Exercise directions.
Give the data again exactly as written, skipping any pictures.

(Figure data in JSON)
• • • • •

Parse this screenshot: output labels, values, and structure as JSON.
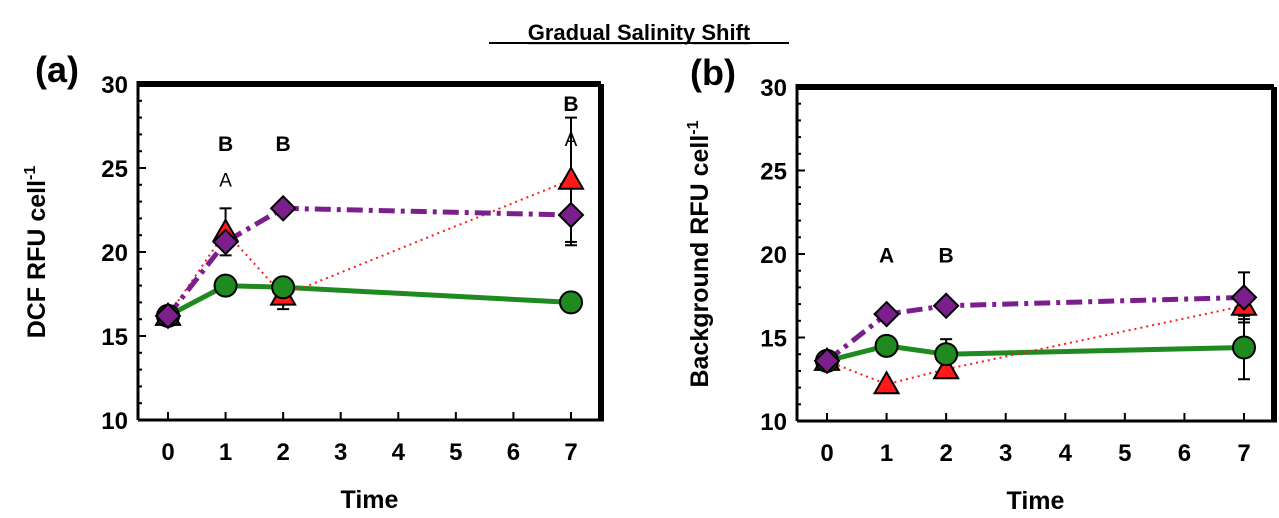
{
  "figure_title": "Gradual Salinity Shift",
  "chart_data": [
    {
      "type": "line",
      "panel_label": "(a)",
      "xlabel": "Time",
      "ylabel": "DCF RFU cell",
      "ylabel_superscript": "-1",
      "x_ticks": [
        "0",
        "1",
        "2",
        "3",
        "4",
        "5",
        "6",
        "7"
      ],
      "xlim": [
        0,
        7
      ],
      "ylim": [
        10,
        30
      ],
      "y_ticks": [
        10,
        15,
        20,
        25,
        30
      ],
      "grid": false,
      "legend": "none",
      "series": [
        {
          "marker": "circle",
          "line": "solid",
          "color": "#1f8a1f",
          "x": [
            0,
            1,
            2,
            7
          ],
          "y": [
            16.2,
            18.0,
            17.9,
            17.0
          ],
          "err": [
            0,
            0,
            0,
            0
          ]
        },
        {
          "marker": "triangle",
          "line": "dotted",
          "color": "#ff1a1a",
          "x": [
            0,
            1,
            2,
            7
          ],
          "y": [
            16.2,
            21.2,
            17.4,
            24.3
          ],
          "err": [
            0,
            1.4,
            0.8,
            3.7
          ]
        },
        {
          "marker": "diamond",
          "line": "dash-dot",
          "color": "#7b1f8c",
          "x": [
            0,
            1,
            2,
            7
          ],
          "y": [
            16.2,
            20.6,
            22.6,
            22.2
          ],
          "err": [
            0,
            0,
            0,
            1.8
          ]
        }
      ],
      "annotations": [
        {
          "text": "B",
          "x": 1,
          "y": 26.0,
          "bold": true
        },
        {
          "text": "A",
          "x": 1,
          "y": 23.9,
          "bold": false
        },
        {
          "text": "B",
          "x": 2,
          "y": 26.0,
          "bold": true
        },
        {
          "text": "B",
          "x": 7,
          "y": 28.4,
          "bold": true
        },
        {
          "text": "A",
          "x": 7,
          "y": 26.3,
          "bold": false
        }
      ]
    },
    {
      "type": "line",
      "panel_label": "(b)",
      "xlabel": "Time",
      "ylabel": "Background RFU cell",
      "ylabel_superscript": "-1",
      "x_ticks": [
        "0",
        "1",
        "2",
        "3",
        "4",
        "5",
        "6",
        "7"
      ],
      "xlim": [
        0,
        7
      ],
      "ylim": [
        10,
        30
      ],
      "y_ticks": [
        10,
        15,
        20,
        25,
        30
      ],
      "grid": false,
      "legend": "none",
      "series": [
        {
          "marker": "circle",
          "line": "solid",
          "color": "#1f8a1f",
          "x": [
            0,
            1,
            2,
            7
          ],
          "y": [
            13.6,
            14.5,
            14.0,
            14.4
          ],
          "err": [
            0,
            0,
            0.9,
            1.9
          ]
        },
        {
          "marker": "triangle",
          "line": "dotted",
          "color": "#ff1a1a",
          "x": [
            0,
            1,
            2,
            7
          ],
          "y": [
            13.6,
            12.2,
            13.1,
            16.9
          ],
          "err": [
            0,
            0,
            0.4,
            0.8
          ]
        },
        {
          "marker": "diamond",
          "line": "dash-dot",
          "color": "#7b1f8c",
          "x": [
            0,
            1,
            2,
            7
          ],
          "y": [
            13.6,
            16.4,
            16.9,
            17.4
          ],
          "err": [
            0,
            0,
            0,
            1.5
          ]
        }
      ],
      "annotations": [
        {
          "text": "A",
          "x": 1,
          "y": 19.5,
          "bold": true
        },
        {
          "text": "B",
          "x": 2,
          "y": 19.5,
          "bold": true
        }
      ]
    }
  ]
}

• • • • •

Finished task.
Parse this screenshot: output labels, values, and structure as JSON.
{
  "figure_title": "Gradual Salinity Shift",
  "chart_data": [
    {
      "type": "line",
      "panel_label": "(a)",
      "xlabel": "Time",
      "ylabel": "DCF RFU cell",
      "ylabel_superscript": "-1",
      "x_ticks": [
        "0",
        "1",
        "2",
        "3",
        "4",
        "5",
        "6",
        "7"
      ],
      "xlim": [
        0,
        7
      ],
      "ylim": [
        10,
        30
      ],
      "y_ticks": [
        10,
        15,
        20,
        25,
        30
      ],
      "grid": false,
      "legend": "none",
      "series": [
        {
          "marker": "circle",
          "line": "solid",
          "color": "#1f8a1f",
          "x": [
            0,
            1,
            2,
            7
          ],
          "y": [
            16.2,
            18.0,
            17.9,
            17.0
          ],
          "err": [
            0,
            0,
            0,
            0
          ]
        },
        {
          "marker": "triangle",
          "line": "dotted",
          "color": "#ff1a1a",
          "x": [
            0,
            1,
            2,
            7
          ],
          "y": [
            16.2,
            21.2,
            17.4,
            24.3
          ],
          "err": [
            0,
            1.4,
            0.8,
            3.7
          ]
        },
        {
          "marker": "diamond",
          "line": "dash-dot",
          "color": "#7b1f8c",
          "x": [
            0,
            1,
            2,
            7
          ],
          "y": [
            16.2,
            20.6,
            22.6,
            22.2
          ],
          "err": [
            0,
            0,
            0,
            1.8
          ]
        }
      ],
      "annotations": [
        {
          "text": "B",
          "x": 1,
          "y": 26.0,
          "bold": true
        },
        {
          "text": "A",
          "x": 1,
          "y": 23.9,
          "bold": false
        },
        {
          "text": "B",
          "x": 2,
          "y": 26.0,
          "bold": true
        },
        {
          "text": "B",
          "x": 7,
          "y": 28.4,
          "bold": true
        },
        {
          "text": "A",
          "x": 7,
          "y": 26.3,
          "bold": false
        }
      ]
    },
    {
      "type": "line",
      "panel_label": "(b)",
      "xlabel": "Time",
      "ylabel": "Background RFU cell",
      "ylabel_superscript": "-1",
      "x_ticks": [
        "0",
        "1",
        "2",
        "3",
        "4",
        "5",
        "6",
        "7"
      ],
      "xlim": [
        0,
        7
      ],
      "ylim": [
        10,
        30
      ],
      "y_ticks": [
        10,
        15,
        20,
        25,
        30
      ],
      "grid": false,
      "legend": "none",
      "series": [
        {
          "marker": "circle",
          "line": "solid",
          "color": "#1f8a1f",
          "x": [
            0,
            1,
            2,
            7
          ],
          "y": [
            13.6,
            14.5,
            14.0,
            14.4
          ],
          "err": [
            0,
            0,
            0.9,
            1.9
          ]
        },
        {
          "marker": "triangle",
          "line": "dotted",
          "color": "#ff1a1a",
          "x": [
            0,
            1,
            2,
            7
          ],
          "y": [
            13.6,
            12.2,
            13.1,
            16.9
          ],
          "err": [
            0,
            0,
            0.4,
            0.8
          ]
        },
        {
          "marker": "diamond",
          "line": "dash-dot",
          "color": "#7b1f8c",
          "x": [
            0,
            1,
            2,
            7
          ],
          "y": [
            13.6,
            16.4,
            16.9,
            17.4
          ],
          "err": [
            0,
            0,
            0,
            1.5
          ]
        }
      ],
      "annotations": [
        {
          "text": "A",
          "x": 1,
          "y": 19.5,
          "bold": true
        },
        {
          "text": "B",
          "x": 2,
          "y": 19.5,
          "bold": true
        }
      ]
    }
  ]
}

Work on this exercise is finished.